Short problem: Repeat the material exactly, every line of it.

Supplied material:
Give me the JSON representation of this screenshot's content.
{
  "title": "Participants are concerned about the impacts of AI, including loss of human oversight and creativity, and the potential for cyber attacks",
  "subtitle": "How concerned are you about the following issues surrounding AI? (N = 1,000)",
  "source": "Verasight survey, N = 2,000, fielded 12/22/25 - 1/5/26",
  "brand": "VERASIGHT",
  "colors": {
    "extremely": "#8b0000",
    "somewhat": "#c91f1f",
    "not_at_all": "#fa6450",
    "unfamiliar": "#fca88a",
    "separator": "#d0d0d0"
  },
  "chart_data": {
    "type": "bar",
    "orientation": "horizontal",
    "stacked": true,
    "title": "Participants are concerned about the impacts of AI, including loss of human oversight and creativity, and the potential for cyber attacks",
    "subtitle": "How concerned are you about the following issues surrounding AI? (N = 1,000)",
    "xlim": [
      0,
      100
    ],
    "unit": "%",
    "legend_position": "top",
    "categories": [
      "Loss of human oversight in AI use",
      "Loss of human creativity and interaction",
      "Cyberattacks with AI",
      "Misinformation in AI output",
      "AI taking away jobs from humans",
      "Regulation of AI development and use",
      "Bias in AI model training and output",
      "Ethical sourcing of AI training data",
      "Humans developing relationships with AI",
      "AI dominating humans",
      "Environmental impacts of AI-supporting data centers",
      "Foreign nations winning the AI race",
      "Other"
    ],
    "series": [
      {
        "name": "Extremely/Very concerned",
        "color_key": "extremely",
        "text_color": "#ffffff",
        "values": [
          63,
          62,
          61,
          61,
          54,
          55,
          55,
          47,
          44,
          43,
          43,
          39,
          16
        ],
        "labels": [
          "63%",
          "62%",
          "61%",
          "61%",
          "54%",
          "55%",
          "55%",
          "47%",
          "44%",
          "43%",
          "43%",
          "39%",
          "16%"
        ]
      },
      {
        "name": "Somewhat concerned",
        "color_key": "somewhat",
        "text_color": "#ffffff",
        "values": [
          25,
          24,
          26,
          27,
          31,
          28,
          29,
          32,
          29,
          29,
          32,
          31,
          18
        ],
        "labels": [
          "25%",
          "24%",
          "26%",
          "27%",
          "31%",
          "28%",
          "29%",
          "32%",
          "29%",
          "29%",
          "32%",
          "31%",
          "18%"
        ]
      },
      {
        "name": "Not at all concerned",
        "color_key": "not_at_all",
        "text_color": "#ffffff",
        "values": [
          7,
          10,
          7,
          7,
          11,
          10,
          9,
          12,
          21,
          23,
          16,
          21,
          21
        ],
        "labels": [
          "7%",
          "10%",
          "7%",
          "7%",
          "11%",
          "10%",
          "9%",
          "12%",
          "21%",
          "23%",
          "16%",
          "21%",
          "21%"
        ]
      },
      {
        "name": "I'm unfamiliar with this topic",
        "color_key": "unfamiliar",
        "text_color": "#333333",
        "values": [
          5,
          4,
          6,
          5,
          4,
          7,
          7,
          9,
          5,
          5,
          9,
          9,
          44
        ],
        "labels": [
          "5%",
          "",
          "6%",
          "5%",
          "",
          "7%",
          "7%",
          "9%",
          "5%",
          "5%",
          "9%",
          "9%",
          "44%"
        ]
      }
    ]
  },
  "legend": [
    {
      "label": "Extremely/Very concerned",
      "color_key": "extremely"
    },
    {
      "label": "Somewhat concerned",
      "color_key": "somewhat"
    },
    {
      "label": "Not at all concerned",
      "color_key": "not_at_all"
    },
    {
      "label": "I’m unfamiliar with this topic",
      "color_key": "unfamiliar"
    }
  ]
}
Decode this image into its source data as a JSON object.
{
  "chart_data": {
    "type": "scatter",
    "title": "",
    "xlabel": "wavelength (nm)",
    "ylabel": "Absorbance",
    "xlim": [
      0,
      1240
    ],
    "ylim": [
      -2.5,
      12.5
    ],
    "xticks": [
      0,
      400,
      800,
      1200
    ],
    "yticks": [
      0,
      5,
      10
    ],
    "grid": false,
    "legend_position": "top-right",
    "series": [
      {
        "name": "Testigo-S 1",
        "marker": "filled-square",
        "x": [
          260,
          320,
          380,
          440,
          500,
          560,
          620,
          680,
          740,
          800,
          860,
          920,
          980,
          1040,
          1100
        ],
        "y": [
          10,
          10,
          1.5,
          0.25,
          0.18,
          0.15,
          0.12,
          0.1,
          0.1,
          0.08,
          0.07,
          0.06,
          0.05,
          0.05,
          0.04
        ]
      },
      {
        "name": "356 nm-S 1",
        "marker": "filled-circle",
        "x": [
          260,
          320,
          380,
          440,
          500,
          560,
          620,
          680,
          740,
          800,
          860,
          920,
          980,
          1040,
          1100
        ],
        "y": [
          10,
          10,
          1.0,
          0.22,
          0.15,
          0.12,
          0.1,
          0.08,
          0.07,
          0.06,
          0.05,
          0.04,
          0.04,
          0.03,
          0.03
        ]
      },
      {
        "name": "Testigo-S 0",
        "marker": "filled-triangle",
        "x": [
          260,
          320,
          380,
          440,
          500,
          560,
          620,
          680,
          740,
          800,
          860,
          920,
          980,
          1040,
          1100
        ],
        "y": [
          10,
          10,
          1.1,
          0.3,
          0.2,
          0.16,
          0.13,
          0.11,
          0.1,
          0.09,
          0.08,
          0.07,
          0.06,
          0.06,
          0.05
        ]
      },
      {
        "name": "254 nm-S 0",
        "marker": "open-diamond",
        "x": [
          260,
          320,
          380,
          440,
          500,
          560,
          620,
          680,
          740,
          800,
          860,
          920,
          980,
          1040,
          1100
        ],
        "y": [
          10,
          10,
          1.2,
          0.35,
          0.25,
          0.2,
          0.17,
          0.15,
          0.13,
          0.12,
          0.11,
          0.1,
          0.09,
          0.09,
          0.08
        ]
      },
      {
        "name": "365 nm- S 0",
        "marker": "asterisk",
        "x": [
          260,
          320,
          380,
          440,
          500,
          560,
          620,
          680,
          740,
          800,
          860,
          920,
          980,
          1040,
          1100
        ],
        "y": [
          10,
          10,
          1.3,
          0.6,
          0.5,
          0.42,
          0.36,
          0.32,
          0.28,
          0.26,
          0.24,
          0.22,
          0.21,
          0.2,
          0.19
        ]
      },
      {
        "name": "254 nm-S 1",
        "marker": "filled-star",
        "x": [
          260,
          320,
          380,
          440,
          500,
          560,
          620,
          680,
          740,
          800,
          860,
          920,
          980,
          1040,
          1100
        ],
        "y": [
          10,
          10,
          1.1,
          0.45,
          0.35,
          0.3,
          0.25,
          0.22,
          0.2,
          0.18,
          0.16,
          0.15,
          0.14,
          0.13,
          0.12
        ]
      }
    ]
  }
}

Reply to the task:
Give me the JSON representation of this screenshot's content.
{
  "title": "Participants are concerned about the impacts of AI, including loss of human oversight and creativity, and the potential for cyber attacks",
  "subtitle": "How concerned are you about the following issues surrounding AI? (N = 1,000)",
  "source": "Verasight survey, N = 2,000, fielded 12/22/25 - 1/5/26",
  "brand": "VERASIGHT",
  "colors": {
    "extremely": "#8b0000",
    "somewhat": "#c91f1f",
    "not_at_all": "#fa6450",
    "unfamiliar": "#fca88a",
    "separator": "#d0d0d0"
  },
  "chart_data": {
    "type": "bar",
    "orientation": "horizontal",
    "stacked": true,
    "title": "Participants are concerned about the impacts of AI, including loss of human oversight and creativity, and the potential for cyber attacks",
    "subtitle": "How concerned are you about the following issues surrounding AI? (N = 1,000)",
    "xlim": [
      0,
      100
    ],
    "unit": "%",
    "legend_position": "top",
    "categories": [
      "Loss of human oversight in AI use",
      "Loss of human creativity and interaction",
      "Cyberattacks with AI",
      "Misinformation in AI output",
      "AI taking away jobs from humans",
      "Regulation of AI development and use",
      "Bias in AI model training and output",
      "Ethical sourcing of AI training data",
      "Humans developing relationships with AI",
      "AI dominating humans",
      "Environmental impacts of AI-supporting data centers",
      "Foreign nations winning the AI race",
      "Other"
    ],
    "series": [
      {
        "name": "Extremely/Very concerned",
        "color_key": "extremely",
        "text_color": "#ffffff",
        "values": [
          63,
          62,
          61,
          61,
          54,
          55,
          55,
          47,
          44,
          43,
          43,
          39,
          16
        ],
        "labels": [
          "63%",
          "62%",
          "61%",
          "61%",
          "54%",
          "55%",
          "55%",
          "47%",
          "44%",
          "43%",
          "43%",
          "39%",
          "16%"
        ]
      },
      {
        "name": "Somewhat concerned",
        "color_key": "somewhat",
        "text_color": "#ffffff",
        "values": [
          25,
          24,
          26,
          27,
          31,
          28,
          29,
          32,
          29,
          29,
          32,
          31,
          18
        ],
        "labels": [
          "25%",
          "24%",
          "26%",
          "27%",
          "31%",
          "28%",
          "29%",
          "32%",
          "29%",
          "29%",
          "32%",
          "31%",
          "18%"
        ]
      },
      {
        "name": "Not at all concerned",
        "color_key": "not_at_all",
        "text_color": "#ffffff",
        "values": [
          7,
          10,
          7,
          7,
          11,
          10,
          9,
          12,
          21,
          23,
          16,
          21,
          21
        ],
        "labels": [
          "7%",
          "10%",
          "7%",
          "7%",
          "11%",
          "10%",
          "9%",
          "12%",
          "21%",
          "23%",
          "16%",
          "21%",
          "21%"
        ]
      },
      {
        "name": "I'm unfamiliar with this topic",
        "color_key": "unfamiliar",
        "text_color": "#333333",
        "values": [
          5,
          4,
          6,
          5,
          4,
          7,
          7,
          9,
          5,
          5,
          9,
          9,
          44
        ],
        "labels": [
          "5%",
          "",
          "6%",
          "5%",
          "",
          "7%",
          "7%",
          "9%",
          "5%",
          "5%",
          "9%",
          "9%",
          "44%"
        ]
      }
    ]
  },
  "legend": [
    {
      "label": "Extremely/Very concerned",
      "color_key": "extremely"
    },
    {
      "label": "Somewhat concerned",
      "color_key": "somewhat"
    },
    {
      "label": "Not at all concerned",
      "color_key": "not_at_all"
    },
    {
      "label": "I’m unfamiliar with this topic",
      "color_key": "unfamiliar"
    }
  ]
}
Decode this image into its source data as a JSON object.
{
  "chart_data": {
    "type": "scatter",
    "title": "",
    "xlabel": "wavelength (nm)",
    "ylabel": "Absorbance",
    "xlim": [
      0,
      1240
    ],
    "ylim": [
      -2.5,
      12.5
    ],
    "xticks": [
      0,
      400,
      800,
      1200
    ],
    "yticks": [
      0,
      5,
      10
    ],
    "grid": false,
    "legend_position": "top-right",
    "series": [
      {
        "name": "Testigo-S 1",
        "marker": "filled-square",
        "x": [
          260,
          320,
          380,
          440,
          500,
          560,
          620,
          680,
          740,
          800,
          860,
          920,
          980,
          1040,
          1100
        ],
        "y": [
          10,
          10,
          1.5,
          0.25,
          0.18,
          0.15,
          0.12,
          0.1,
          0.1,
          0.08,
          0.07,
          0.06,
          0.05,
          0.05,
          0.04
        ]
      },
      {
        "name": "356 nm-S 1",
        "marker": "filled-circle",
        "x": [
          260,
          320,
          380,
          440,
          500,
          560,
          620,
          680,
          740,
          800,
          860,
          920,
          980,
          1040,
          1100
        ],
        "y": [
          10,
          10,
          1.0,
          0.22,
          0.15,
          0.12,
          0.1,
          0.08,
          0.07,
          0.06,
          0.05,
          0.04,
          0.04,
          0.03,
          0.03
        ]
      },
      {
        "name": "Testigo-S 0",
        "marker": "filled-triangle",
        "x": [
          260,
          320,
          380,
          440,
          500,
          560,
          620,
          680,
          740,
          800,
          860,
          920,
          980,
          1040,
          1100
        ],
        "y": [
          10,
          10,
          1.1,
          0.3,
          0.2,
          0.16,
          0.13,
          0.11,
          0.1,
          0.09,
          0.08,
          0.07,
          0.06,
          0.06,
          0.05
        ]
      },
      {
        "name": "254 nm-S 0",
        "marker": "open-diamond",
        "x": [
          260,
          320,
          380,
          440,
          500,
          560,
          620,
          680,
          740,
          800,
          860,
          920,
          980,
          1040,
          1100
        ],
        "y": [
          10,
          10,
          1.2,
          0.35,
          0.25,
          0.2,
          0.17,
          0.15,
          0.13,
          0.12,
          0.11,
          0.1,
          0.09,
          0.09,
          0.08
        ]
      },
      {
        "name": "365 nm- S 0",
        "marker": "asterisk",
        "x": [
          260,
          320,
          380,
          440,
          500,
          560,
          620,
          680,
          740,
          800,
          860,
          920,
          980,
          1040,
          1100
        ],
        "y": [
          10,
          10,
          1.3,
          0.6,
          0.5,
          0.42,
          0.36,
          0.32,
          0.28,
          0.26,
          0.24,
          0.22,
          0.21,
          0.2,
          0.19
        ]
      },
      {
        "name": "254 nm-S 1",
        "marker": "filled-star",
        "x": [
          260,
          320,
          380,
          440,
          500,
          560,
          620,
          680,
          740,
          800,
          860,
          920,
          980,
          1040,
          1100
        ],
        "y": [
          10,
          10,
          1.1,
          0.45,
          0.35,
          0.3,
          0.25,
          0.22,
          0.2,
          0.18,
          0.16,
          0.15,
          0.14,
          0.13,
          0.12
        ]
      }
    ]
  }
}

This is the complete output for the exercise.